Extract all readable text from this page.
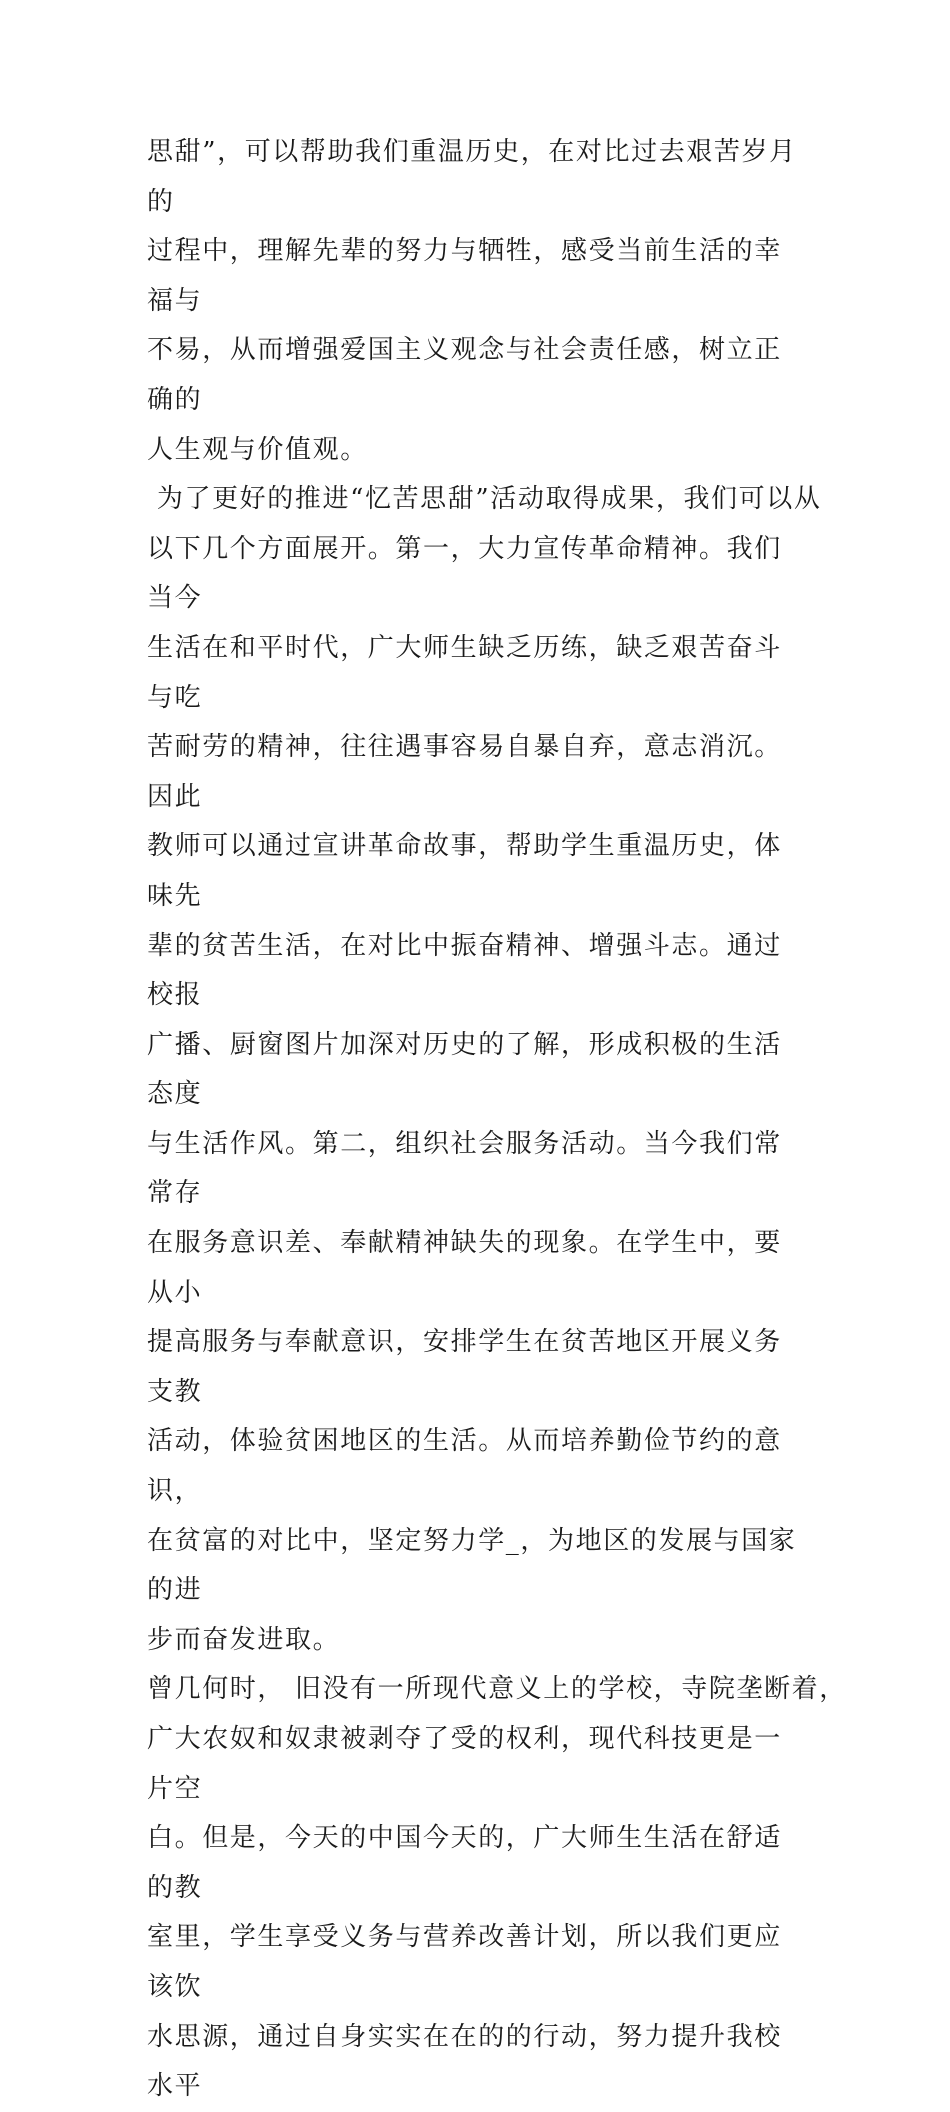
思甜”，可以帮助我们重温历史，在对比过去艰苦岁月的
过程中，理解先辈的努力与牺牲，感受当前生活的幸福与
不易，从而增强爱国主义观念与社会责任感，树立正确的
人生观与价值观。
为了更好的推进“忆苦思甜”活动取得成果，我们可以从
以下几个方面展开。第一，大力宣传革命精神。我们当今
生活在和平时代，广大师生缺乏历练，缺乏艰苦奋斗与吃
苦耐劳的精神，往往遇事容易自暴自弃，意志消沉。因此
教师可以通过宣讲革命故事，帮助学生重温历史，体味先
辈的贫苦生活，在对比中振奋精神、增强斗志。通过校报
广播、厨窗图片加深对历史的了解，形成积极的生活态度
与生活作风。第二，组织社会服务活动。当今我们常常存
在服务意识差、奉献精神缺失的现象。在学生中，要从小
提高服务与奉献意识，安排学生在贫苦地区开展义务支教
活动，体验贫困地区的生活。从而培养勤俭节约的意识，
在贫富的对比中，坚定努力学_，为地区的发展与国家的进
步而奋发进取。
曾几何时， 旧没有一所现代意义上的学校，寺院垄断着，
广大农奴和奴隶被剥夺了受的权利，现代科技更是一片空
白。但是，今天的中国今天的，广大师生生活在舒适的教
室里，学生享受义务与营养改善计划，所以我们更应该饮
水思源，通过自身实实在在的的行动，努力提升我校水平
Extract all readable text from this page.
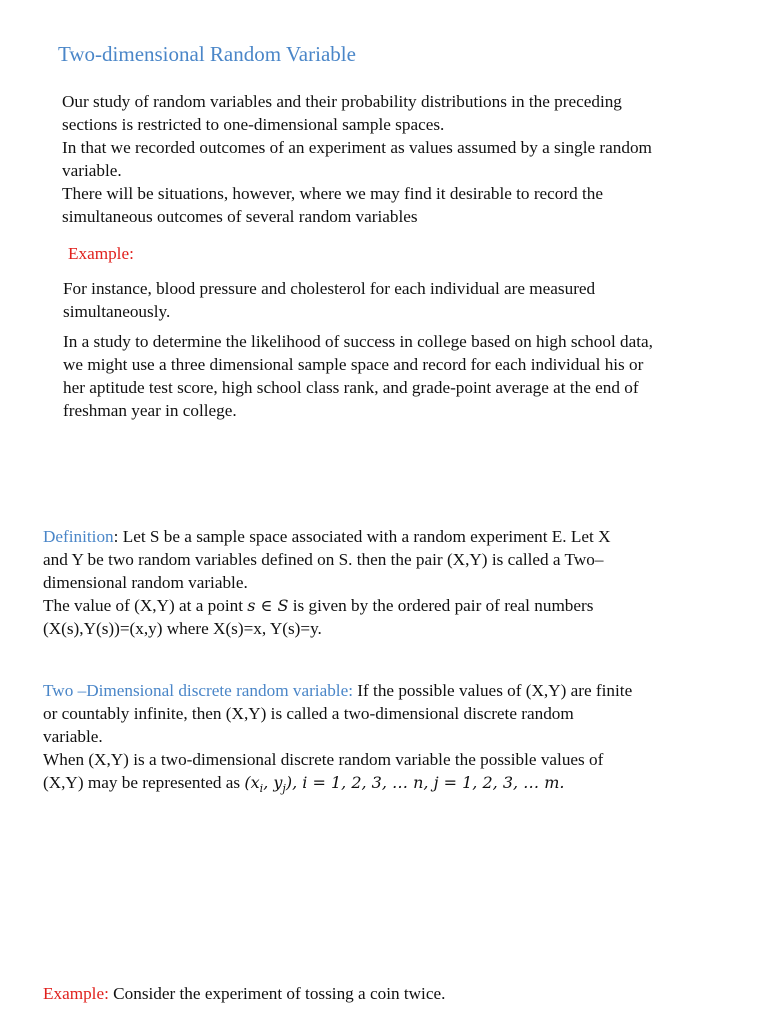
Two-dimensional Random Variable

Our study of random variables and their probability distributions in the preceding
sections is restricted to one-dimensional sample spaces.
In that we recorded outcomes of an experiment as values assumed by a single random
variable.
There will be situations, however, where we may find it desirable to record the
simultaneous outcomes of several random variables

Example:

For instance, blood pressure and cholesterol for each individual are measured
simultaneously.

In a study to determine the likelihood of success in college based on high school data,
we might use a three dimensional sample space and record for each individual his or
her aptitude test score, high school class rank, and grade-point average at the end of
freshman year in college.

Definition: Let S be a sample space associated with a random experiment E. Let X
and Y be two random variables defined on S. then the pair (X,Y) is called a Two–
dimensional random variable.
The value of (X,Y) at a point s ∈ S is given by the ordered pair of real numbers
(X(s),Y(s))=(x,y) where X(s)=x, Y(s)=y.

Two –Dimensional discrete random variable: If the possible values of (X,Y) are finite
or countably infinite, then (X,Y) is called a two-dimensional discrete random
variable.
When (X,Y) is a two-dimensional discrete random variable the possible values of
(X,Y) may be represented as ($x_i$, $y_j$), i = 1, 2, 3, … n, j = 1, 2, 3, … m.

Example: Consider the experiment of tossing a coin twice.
========================================
▸ **Task instructions**
Determine how many lines of the material include the string "individual". Output only that count.

▸ **Result of the task**
2